■ **GIVEN INSTRUCTION**:
Please repeat each of the lines below word for word, from the first to the last, leaving out the pictures.
***** STORED ROWS
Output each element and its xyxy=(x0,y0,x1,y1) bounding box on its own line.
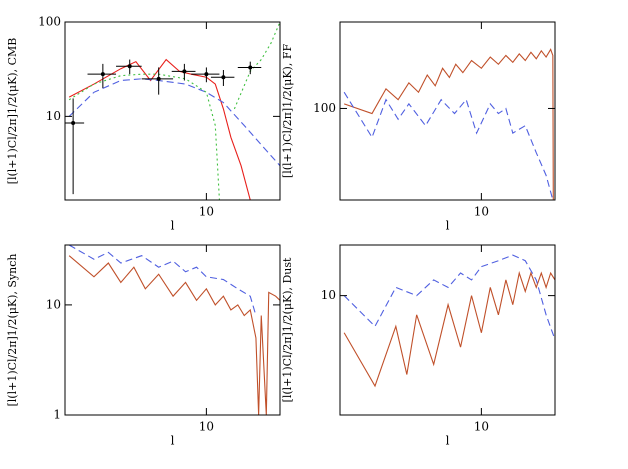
series-line xyxy=(68,78,280,167)
x-axis-label: l xyxy=(446,434,450,448)
y-axis-label: [l(l+1)Cl/2π]1/2(μK), Dust xyxy=(281,257,294,402)
panel: 10 10 100 l [l(l+1)Cl/2π]1/2(μK), CMB xyxy=(6,15,281,233)
data-point xyxy=(204,72,209,77)
x-axis-label: l xyxy=(446,219,450,233)
data-point xyxy=(127,64,132,69)
frame xyxy=(64,21,281,201)
data-point xyxy=(221,75,226,80)
x-tick-label: 10 xyxy=(474,420,489,434)
data-point xyxy=(71,121,76,126)
y-tick-label: 10 xyxy=(46,109,61,123)
x-axis-label: l xyxy=(171,219,175,233)
series-line xyxy=(68,255,280,415)
y-axis-label: [l(l+1)Cl/2π]1/2(μK), CMB xyxy=(6,38,19,185)
series-line xyxy=(68,245,257,316)
panel: 10 1 10 l [l(l+1)Cl/2π]1/2(μK), Synch xyxy=(6,244,281,448)
data-point xyxy=(156,76,161,81)
y-tick-label: 100 xyxy=(38,15,61,29)
y-tick-label: 10 xyxy=(321,288,336,302)
series-line xyxy=(343,48,554,200)
x-tick-label: 10 xyxy=(474,205,489,219)
data-point xyxy=(248,65,253,70)
y-axis-label: [l(l+1)Cl/2π]1/2(μK), FF xyxy=(281,44,294,179)
panel: 10 100 l [l(l+1)Cl/2π]1/2(μK), FF xyxy=(281,21,556,233)
series-line xyxy=(343,254,555,340)
series-line xyxy=(343,91,554,200)
frame xyxy=(339,244,556,416)
x-axis-label: l xyxy=(171,434,175,448)
data-point xyxy=(182,69,187,74)
frame xyxy=(64,244,281,416)
series-line xyxy=(343,270,555,388)
y-tick-label: 1 xyxy=(53,408,61,422)
plot-area xyxy=(343,48,554,200)
y-tick-label: 100 xyxy=(313,101,336,115)
plot-area xyxy=(65,22,280,200)
y-tick-label: 10 xyxy=(46,297,61,311)
x-tick-label: 10 xyxy=(199,420,214,434)
plot-area xyxy=(68,245,280,415)
panel: 10 10 l [l(l+1)Cl/2π]1/2(μK), Dust xyxy=(281,244,556,448)
y-axis-label: [l(l+1)Cl/2π]1/2(μK), Synch xyxy=(6,253,19,406)
data-point xyxy=(100,72,105,77)
series-line xyxy=(68,22,280,200)
x-tick-label: 10 xyxy=(199,205,214,219)
plot-area xyxy=(343,254,555,388)
frame xyxy=(339,21,556,201)
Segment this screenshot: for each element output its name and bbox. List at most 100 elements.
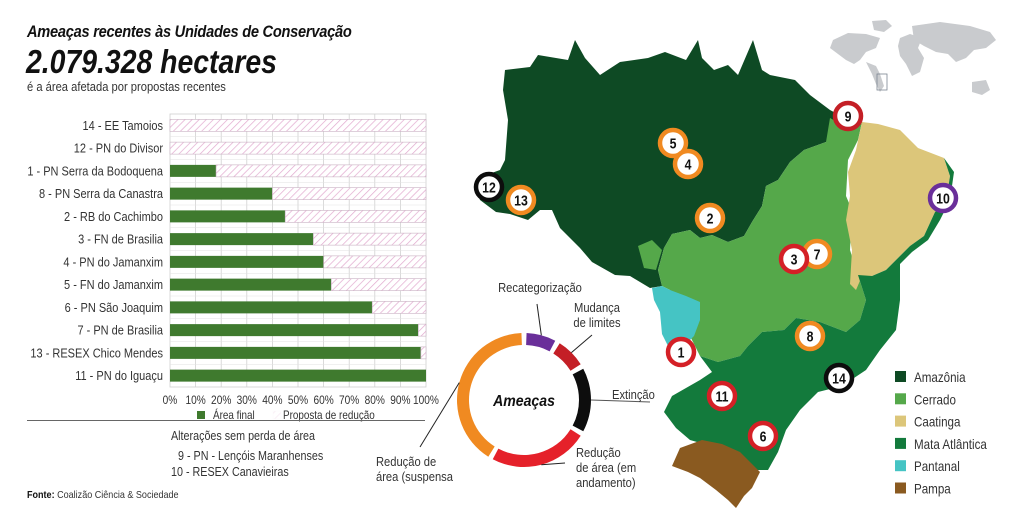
source-credit: Fonte: Coalizão Ciência & Sociedade [27,489,179,501]
bar-proposta-reducao [323,255,427,269]
biome-pantanal [652,286,700,346]
donut-label-line: área (suspensa [376,469,453,484]
infographic-title: Ameaças recentes às Unidades de Conserva… [27,22,352,41]
map-marker-11[interactable]: 11 [706,380,738,412]
map-marker-9[interactable]: 9 [832,100,864,132]
bar-proposta-reducao [330,278,427,291]
category-label: 8 - PN Serra da Canastra [39,188,163,202]
map-marker-8[interactable]: 8 [794,320,826,352]
marker-number: 10 [936,190,950,206]
bar-area-final [170,369,426,382]
headline-subtitle: é a área afetada por propostas recentes [27,79,226,94]
donut-slice [526,333,556,352]
brazil-biome-map [474,40,954,508]
legend-swatch-pampa [895,482,906,494]
category-label: 11 - PN do Iguaçu [75,370,163,384]
marker-ring [672,148,704,180]
donut-center-label: Ameaças [492,392,555,410]
legend-label-area-final: Área final [213,408,255,422]
bar-area-final [170,255,324,268]
category-label: 1 - PN Serra da Bodoquena [27,165,163,179]
marker-ring [778,243,810,275]
donut-slice [492,429,581,467]
marker-number: 2 [707,210,714,226]
marker-number: 8 [807,328,814,344]
leader-line [590,399,651,403]
map-markers: 12 13 54 2 9 10 73 8 1 14 11 6 [473,100,959,452]
donut-label: Redução de área (em andamento) [576,445,636,490]
donut-slice [572,368,591,432]
bar-area-final [170,233,314,246]
map-marker-2[interactable]: 2 [694,202,726,234]
bar-proposta-reducao [420,346,427,360]
bar-area-final [170,164,217,177]
map-marker-13[interactable]: 13 [505,184,537,216]
map-marker-14[interactable]: 14 [823,362,855,394]
bar-proposta-reducao [169,119,427,132]
legend-swatch-mata-atlântica [895,437,906,449]
bar-proposta-reducao [169,141,427,155]
map-marker-10[interactable]: 10 [927,182,959,214]
biome-caatinga [846,122,950,290]
map-marker-12[interactable]: 12 [473,171,505,203]
donut-label-line: de limites [573,315,620,330]
marker-number: 3 [791,251,798,267]
marker-ring [747,420,779,452]
note-item: 10 - RESEX Canavieiras [171,465,289,479]
world-map-inset [830,20,996,95]
map-marker-1[interactable]: 1 [665,336,697,368]
x-tick-label: 50% [288,394,309,407]
bar-chart: 14 - EE Tamoios 12 - PN do Divisor 1 - PN … [27,113,439,422]
bar-proposta-reducao [313,232,427,246]
marker-number: 12 [482,179,496,195]
x-tick-label: 100% [413,394,439,407]
map-marker-5[interactable]: 5 [657,127,689,159]
x-tick-label: 10% [185,394,206,407]
category-label: 12 - PN do Divisor [74,142,163,156]
marker-ring [706,380,738,412]
bar-area-final [170,301,373,314]
map-legend: Amazônia Cerrado Caatinga Mata Atlântica Pan… [895,370,987,497]
x-tick-label: 20% [211,394,232,407]
note-item: 9 - PN - Lençóis Maranhenses [178,449,324,463]
legend-label-proposta: Proposta de redução [283,409,375,422]
marker-ring [694,202,726,234]
donut-label-line: Recategorização [498,280,582,295]
bar-area-final [170,324,419,337]
donut-slice [457,333,522,457]
category-label: 3 - FN de Brasilia [78,233,163,247]
category-label: 4 - PN do Jamanxim [63,256,163,270]
bar-proposta-reducao [284,210,427,223]
donut-label: Extinção [612,387,655,402]
leader-line [536,303,542,336]
x-tick-label: 60% [313,394,334,407]
marker-number: 9 [845,108,852,124]
divider-line [27,420,425,421]
category-label: 14 - EE Tamoios [83,119,164,133]
bar-proposta-reducao [371,301,427,314]
bar-proposta-reducao [418,323,427,337]
marker-number: 13 [514,192,528,208]
leader-line [419,382,460,448]
category-label: 7 - PN de Brasilia [77,324,163,338]
donut-slice [553,343,581,371]
marker-ring [823,362,855,394]
category-label: 5 - FN do Jamanxim [64,279,163,293]
x-tick-label: 0% [163,394,178,407]
marker-number: 1 [678,344,685,360]
source-text: Coalizão Ciência & Sociedade [57,489,179,501]
map-marker-4[interactable]: 4 [672,148,704,180]
marker-number: 11 [715,388,728,404]
legend-label: Pampa [914,482,951,497]
marker-ring [473,171,505,203]
legend-label: Cerrado [914,393,956,408]
marker-number: 5 [670,135,677,151]
marker-ring [505,184,537,216]
category-label: 6 - PN São Joaquim [65,301,164,315]
donut-label: Redução de área (suspensa [376,454,453,484]
source-label: Fonte: [27,489,55,501]
map-marker-3[interactable]: 3 [778,243,810,275]
legend-swatch-pantanal [895,460,906,472]
map-marker-6[interactable]: 6 [747,420,779,452]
**********
■ **TASK SOLUTION**:
Output each element and its xyxy=(x0,y0,x1,y1) bounding box on its own line.
series-line xyxy=(68,78,280,167)
x-axis-label: l xyxy=(446,434,450,448)
y-axis-label: [l(l+1)Cl/2π]1/2(μK), Dust xyxy=(281,257,294,402)
panel: 10 10 100 l [l(l+1)Cl/2π]1/2(μK), CMB xyxy=(6,15,281,233)
data-point xyxy=(204,72,209,77)
x-axis-label: l xyxy=(446,219,450,233)
data-point xyxy=(127,64,132,69)
frame xyxy=(64,21,281,201)
data-point xyxy=(221,75,226,80)
x-tick-label: 10 xyxy=(474,420,489,434)
data-point xyxy=(71,121,76,126)
y-tick-label: 10 xyxy=(46,109,61,123)
x-axis-label: l xyxy=(171,219,175,233)
series-line xyxy=(68,255,280,415)
y-axis-label: [l(l+1)Cl/2π]1/2(μK), CMB xyxy=(6,38,19,185)
series-line xyxy=(68,245,257,316)
panel: 10 1 10 l [l(l+1)Cl/2π]1/2(μK), Synch xyxy=(6,244,281,448)
data-point xyxy=(156,76,161,81)
y-tick-label: 100 xyxy=(38,15,61,29)
y-tick-label: 10 xyxy=(321,288,336,302)
series-line xyxy=(343,48,554,200)
x-tick-label: 10 xyxy=(474,205,489,219)
data-point xyxy=(248,65,253,70)
y-axis-label: [l(l+1)Cl/2π]1/2(μK), FF xyxy=(281,44,294,179)
panel: 10 100 l [l(l+1)Cl/2π]1/2(μK), FF xyxy=(281,21,556,233)
series-line xyxy=(343,254,555,340)
series-line xyxy=(343,91,554,200)
frame xyxy=(339,244,556,416)
x-axis-label: l xyxy=(171,434,175,448)
data-point xyxy=(182,69,187,74)
frame xyxy=(64,244,281,416)
series-line xyxy=(343,270,555,388)
y-tick-label: 1 xyxy=(53,408,61,422)
plot-area xyxy=(343,48,554,200)
y-tick-label: 100 xyxy=(313,101,336,115)
plot-area xyxy=(65,22,280,200)
y-tick-label: 10 xyxy=(46,297,61,311)
x-tick-label: 10 xyxy=(199,420,214,434)
plot-area xyxy=(68,245,280,415)
panel: 10 10 l [l(l+1)Cl/2π]1/2(μK), Dust xyxy=(281,244,556,448)
y-axis-label: [l(l+1)Cl/2π]1/2(μK), Synch xyxy=(6,253,19,406)
data-point xyxy=(100,72,105,77)
series-line xyxy=(68,22,280,200)
x-tick-label: 10 xyxy=(199,205,214,219)
plot-area xyxy=(343,254,555,388)
frame xyxy=(339,21,556,201)
Segment this screenshot: for each element output its name and bbox. List at most 100 elements.
source-credit: Fonte: Coalizão Ciência & Sociedade [27,489,179,501]
bar-proposta-reducao [323,255,427,269]
biome-pantanal [652,286,700,346]
donut-label-line: área (suspensa [376,469,453,484]
infographic-title: Ameaças recentes às Unidades de Conserva… [27,22,352,41]
map-marker-11[interactable]: 11 [706,380,738,412]
map-marker-9[interactable]: 9 [832,100,864,132]
bar-proposta-reducao [330,278,427,291]
category-label: 8 - PN Serra da Canastra [39,188,163,202]
map-marker-8[interactable]: 8 [794,320,826,352]
marker-number: 10 [936,190,950,206]
bar-area-final [170,369,426,382]
headline-subtitle: é a área afetada por propostas recentes [27,79,226,94]
donut-slice [526,333,556,352]
brazil-biome-map [474,40,954,508]
legend-swatch-pampa [895,482,906,494]
category-label: 11 - PN do Iguaçu [75,370,163,384]
marker-ring [672,148,704,180]
donut-center-label: Ameaças [492,392,555,410]
legend-label-area-final: Área final [213,408,255,422]
bar-area-final [170,255,324,268]
category-label: 1 - PN Serra da Bodoquena [27,165,163,179]
marker-ring [778,243,810,275]
donut-slice [492,429,581,467]
marker-number: 2 [707,210,714,226]
marker-number: 8 [807,328,814,344]
leader-line [590,399,651,403]
map-markers: 12 13 54 2 9 10 73 8 1 14 11 6 [473,100,959,452]
donut-label: Redução de área (em andamento) [576,445,636,490]
donut-slice [572,368,591,432]
bar-area-final [170,233,314,246]
map-marker-2[interactable]: 2 [694,202,726,234]
bar-proposta-reducao [420,346,427,360]
bar-area-final [170,164,217,177]
map-marker-13[interactable]: 13 [505,184,537,216]
map-marker-14[interactable]: 14 [823,362,855,394]
bar-proposta-reducao [169,119,427,132]
legend-swatch-mata-atlântica [895,437,906,449]
bar-proposta-reducao [169,141,427,155]
map-marker-10[interactable]: 10 [927,182,959,214]
biome-caatinga [846,122,950,290]
map-marker-12[interactable]: 12 [473,171,505,203]
donut-label-line: de limites [573,315,620,330]
marker-number: 3 [791,251,798,267]
marker-ring [747,420,779,452]
note-item: 10 - RESEX Canavieiras [171,465,289,479]
world-map-inset [830,20,996,95]
map-marker-1[interactable]: 1 [665,336,697,368]
x-tick-label: 50% [288,394,309,407]
bar-chart: 14 - EE Tamoios 12 - PN do Divisor 1 - PN … [27,113,439,422]
bar-proposta-reducao [313,232,427,246]
marker-number: 12 [482,179,496,195]
x-tick-label: 100% [413,394,439,407]
map-marker-5[interactable]: 5 [657,127,689,159]
x-tick-label: 10% [185,394,206,407]
category-label: 12 - PN do Divisor [74,142,163,156]
marker-ring [706,380,738,412]
bar-area-final [170,301,373,314]
map-legend: Amazônia Cerrado Caatinga Mata Atlântica Pan… [895,370,987,497]
x-tick-label: 20% [211,394,232,407]
note-item: 9 - PN - Lençóis Maranhenses [178,449,324,463]
legend-label-proposta: Proposta de redução [283,409,375,422]
marker-ring [694,202,726,234]
donut-label-line: Recategorização [498,280,582,295]
bar-area-final [170,324,419,337]
donut-slice [457,333,522,457]
category-label: 3 - FN de Brasilia [78,233,163,247]
category-label: 4 - PN do Jamanxim [63,256,163,270]
bar-proposta-reducao [284,210,427,223]
donut-label: Extinção [612,387,655,402]
leader-line [536,303,542,336]
x-tick-label: 60% [313,394,334,407]
marker-number: 9 [845,108,852,124]
divider-line [27,420,425,421]
category-label: 14 - EE Tamoios [83,119,164,133]
bar-proposta-reducao [371,301,427,314]
bar-proposta-reducao [418,323,427,337]
marker-number: 13 [514,192,528,208]
leader-line [419,382,460,448]
category-label: 7 - PN de Brasilia [77,324,163,338]
donut-slice [553,343,581,371]
marker-ring [823,362,855,394]
category-label: 5 - FN do Jamanxim [64,279,163,293]
x-tick-label: 0% [163,394,178,407]
marker-number: 1 [678,344,685,360]
source-text: Coalizão Ciência & Sociedade [57,489,179,501]
map-marker-4[interactable]: 4 [672,148,704,180]
marker-number: 11 [715,388,728,404]
legend-label: Pampa [914,482,951,497]
marker-ring [473,171,505,203]
legend-label: Cerrado [914,393,956,408]
marker-number: 5 [670,135,677,151]
marker-ring [505,184,537,216]
category-label: 6 - PN São Joaquim [65,301,164,315]
donut-label: Redução de área (suspensa [376,454,453,484]
source-label: Fonte: [27,489,55,501]
map-marker-3[interactable]: 3 [778,243,810,275]
legend-swatch-pantanal [895,460,906,472]
map-marker-6[interactable]: 6 [747,420,779,452]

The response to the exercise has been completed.